*WRITTEN TASK*:
Reproduce every record below exactly as written, leaving out any pictures.

*RECORD SET*:
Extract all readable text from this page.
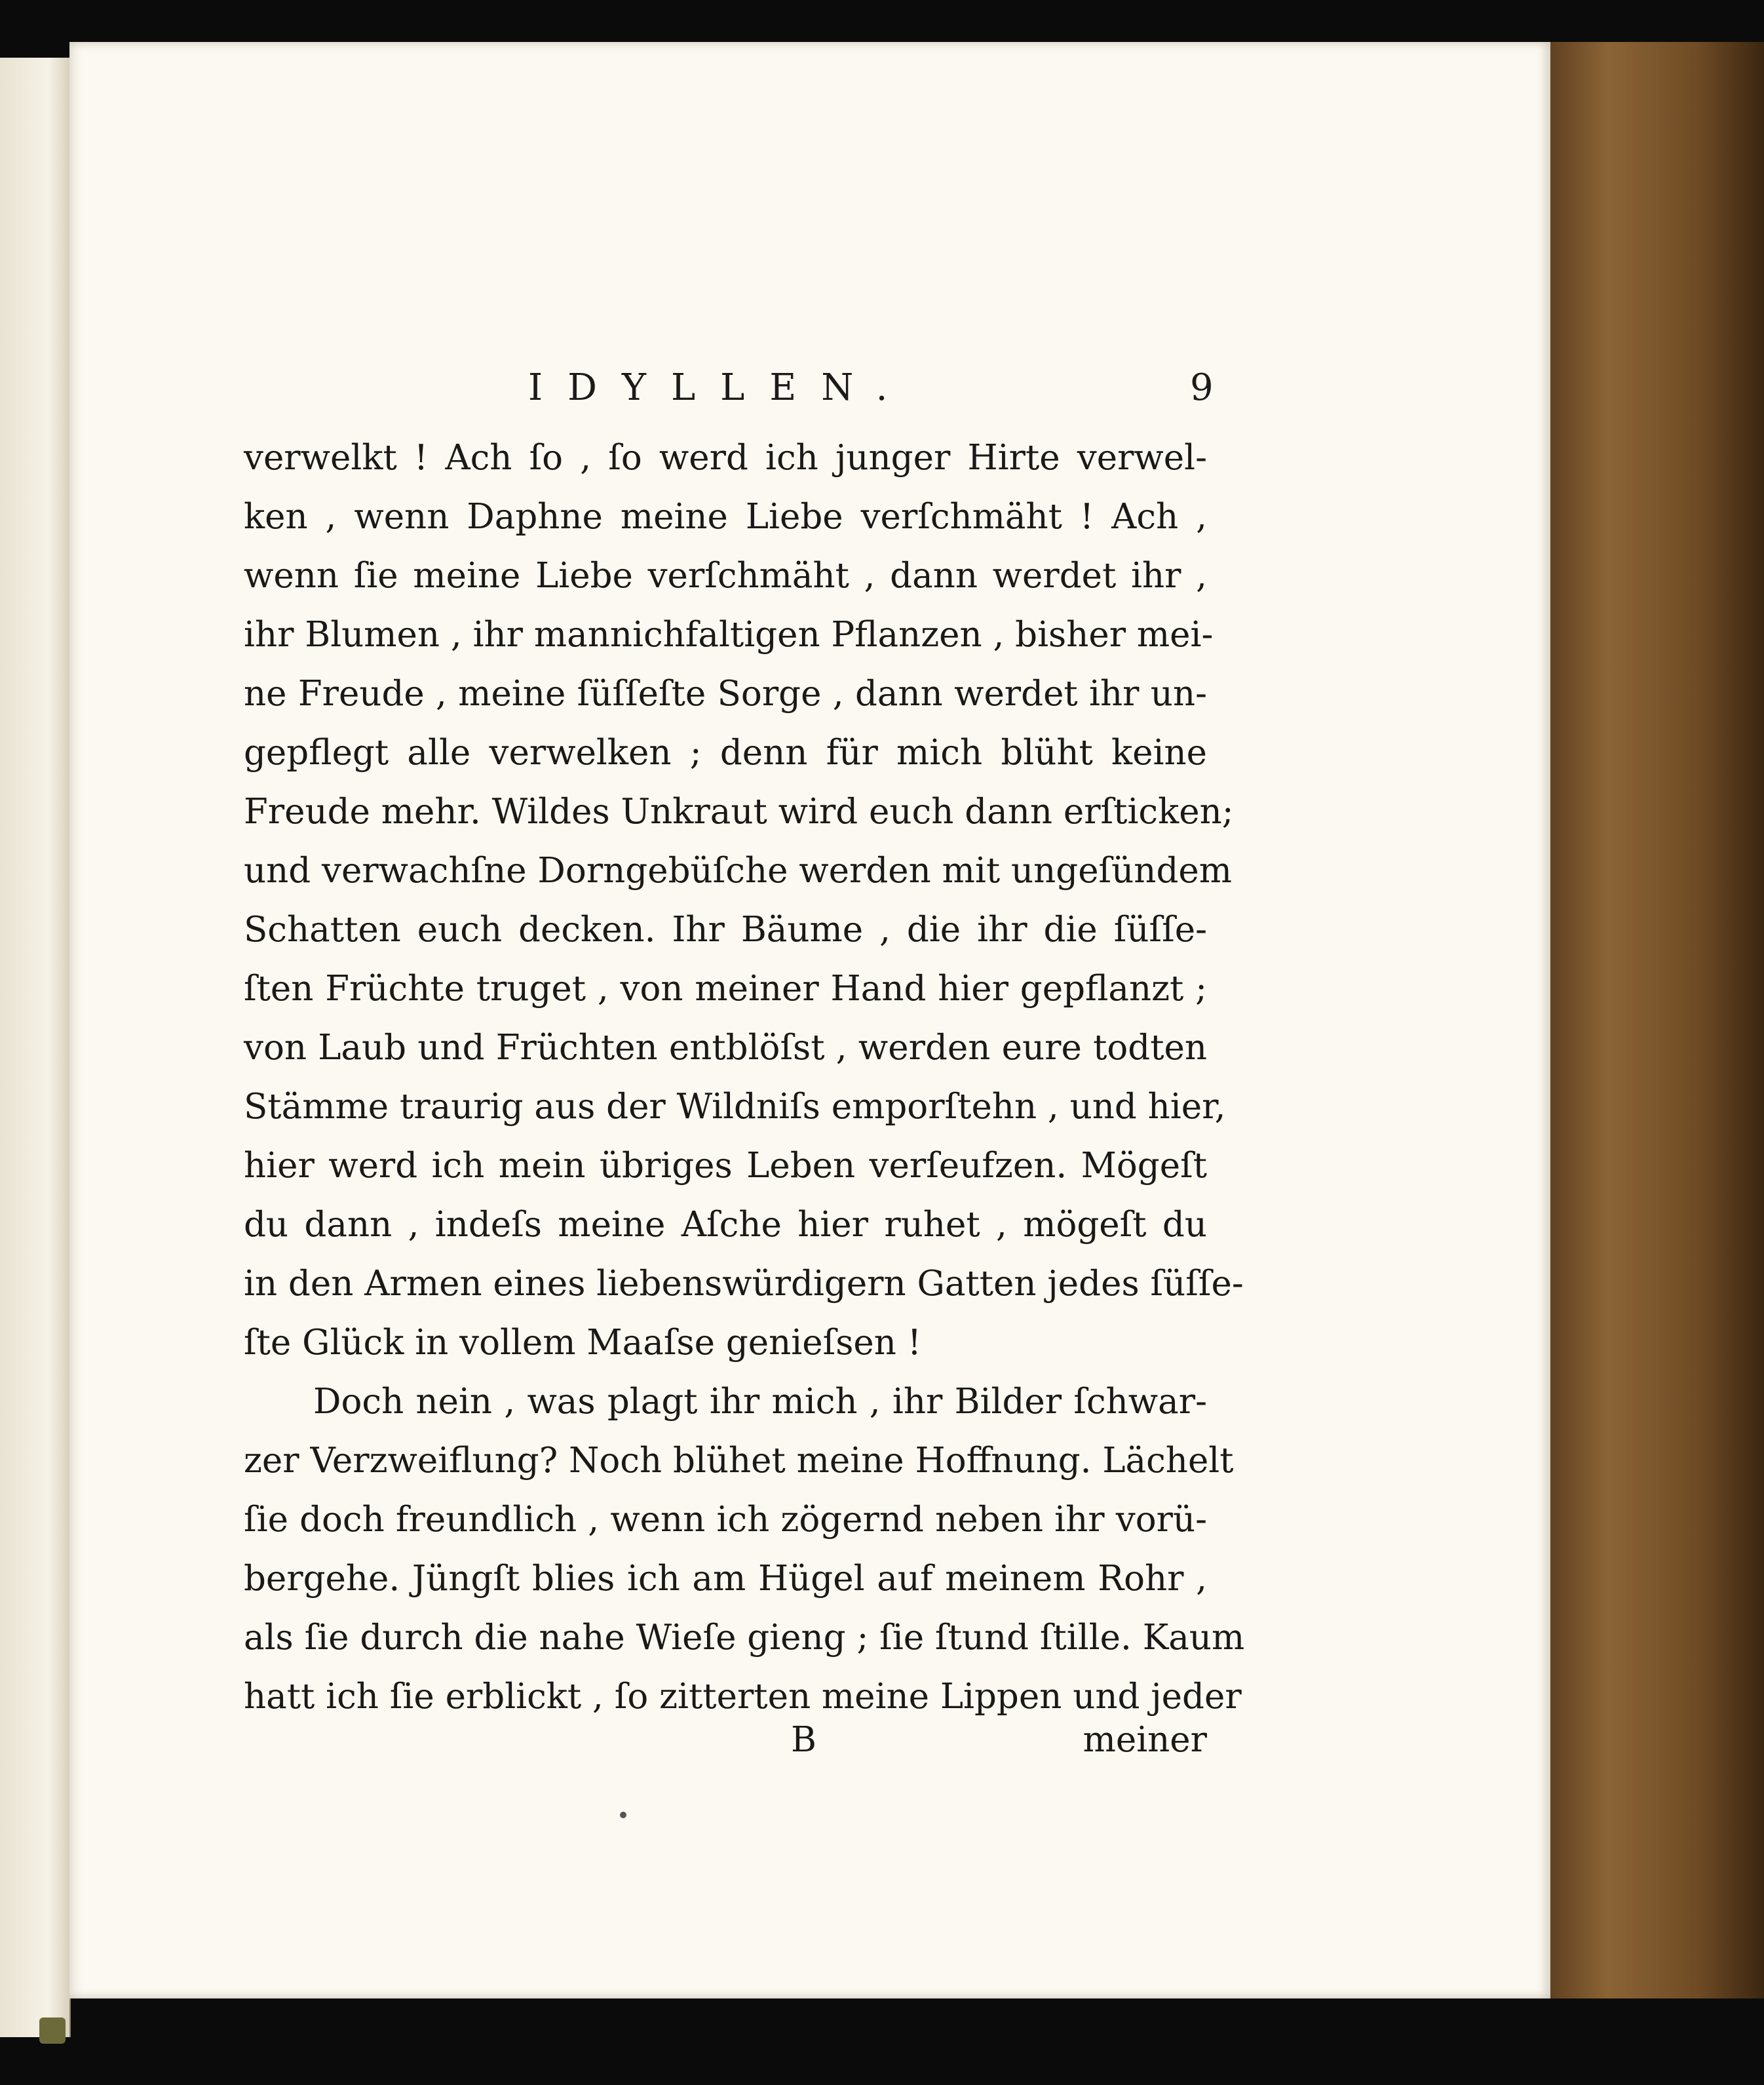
IDYLLEN.	9
verwelkt ! Ach ſo , ſo werd ich junger Hirte verwel-
ken , wenn Daphne meine Liebe verſchmäht ! Ach ,
wenn ſie meine Liebe verſchmäht , dann werdet ihr ,
ihr Blumen , ihr mannichfaltigen Pflanzen , bisher mei-
ne Freude , meine ſüſſeſte Sorge , dann werdet ihr un-
gepflegt alle verwelken ; denn für mich blüht keine
Freude mehr. Wildes Unkraut wird euch dann erſticken;
und verwachſne Dorngebüſche werden mit ungeſündem
Schatten euch decken. Ihr Bäume , die ihr die ſüſſe-
ſten Früchte truget , von meiner Hand hier gepflanzt ;
von Laub und Früchten entblöſst , werden eure todten
Stämme traurig aus der Wildniſs emporſtehn , und hier,
hier werd ich mein übriges Leben verſeufzen. Mögeſt
du dann , indeſs meine Aſche hier ruhet , mögeſt du
in den Armen eines liebenswürdigern Gatten jedes ſüſſe-
ſte Glück in vollem Maaſse genieſsen !
Doch nein , was plagt ihr mich , ihr Bilder ſchwar-
zer Verzweiflung? Noch blühet meine Hoffnung. Lächelt
ſie doch freundlich , wenn ich zögernd neben ihr vorü-
bergehe. Jüngſt blies ich am Hügel auf meinem Rohr ,
als ſie durch die nahe Wieſe gieng ; ſie ſtund ſtille. Kaum
hatt ich ſie erblickt , ſo zitterten meine Lippen und jeder
B	meiner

*CORRECT OUTPUT*:
Extract all readable text from this page.
IDYLLEN.	9
verwelkt ! Ach ſo , ſo werd ich junger Hirte verwel-
ken , wenn Daphne meine Liebe verſchmäht ! Ach ,
wenn ſie meine Liebe verſchmäht , dann werdet ihr ,
ihr Blumen , ihr mannichfaltigen Pflanzen , bisher mei-
ne Freude , meine ſüſſeſte Sorge , dann werdet ihr un-
gepflegt alle verwelken ; denn für mich blüht keine
Freude mehr. Wildes Unkraut wird euch dann erſticken;
und verwachſne Dorngebüſche werden mit ungeſündem
Schatten euch decken. Ihr Bäume , die ihr die ſüſſe-
ſten Früchte truget , von meiner Hand hier gepflanzt ;
von Laub und Früchten entblöſst , werden eure todten
Stämme traurig aus der Wildniſs emporſtehn , und hier,
hier werd ich mein übriges Leben verſeufzen. Mögeſt
du dann , indeſs meine Aſche hier ruhet , mögeſt du
in den Armen eines liebenswürdigern Gatten jedes ſüſſe-
ſte Glück in vollem Maaſse genieſsen !
Doch nein , was plagt ihr mich , ihr Bilder ſchwar-
zer Verzweiflung? Noch blühet meine Hoffnung. Lächelt
ſie doch freundlich , wenn ich zögernd neben ihr vorü-
bergehe. Jüngſt blies ich am Hügel auf meinem Rohr ,
als ſie durch die nahe Wieſe gieng ; ſie ſtund ſtille. Kaum
hatt ich ſie erblickt , ſo zitterten meine Lippen und jeder
B	meiner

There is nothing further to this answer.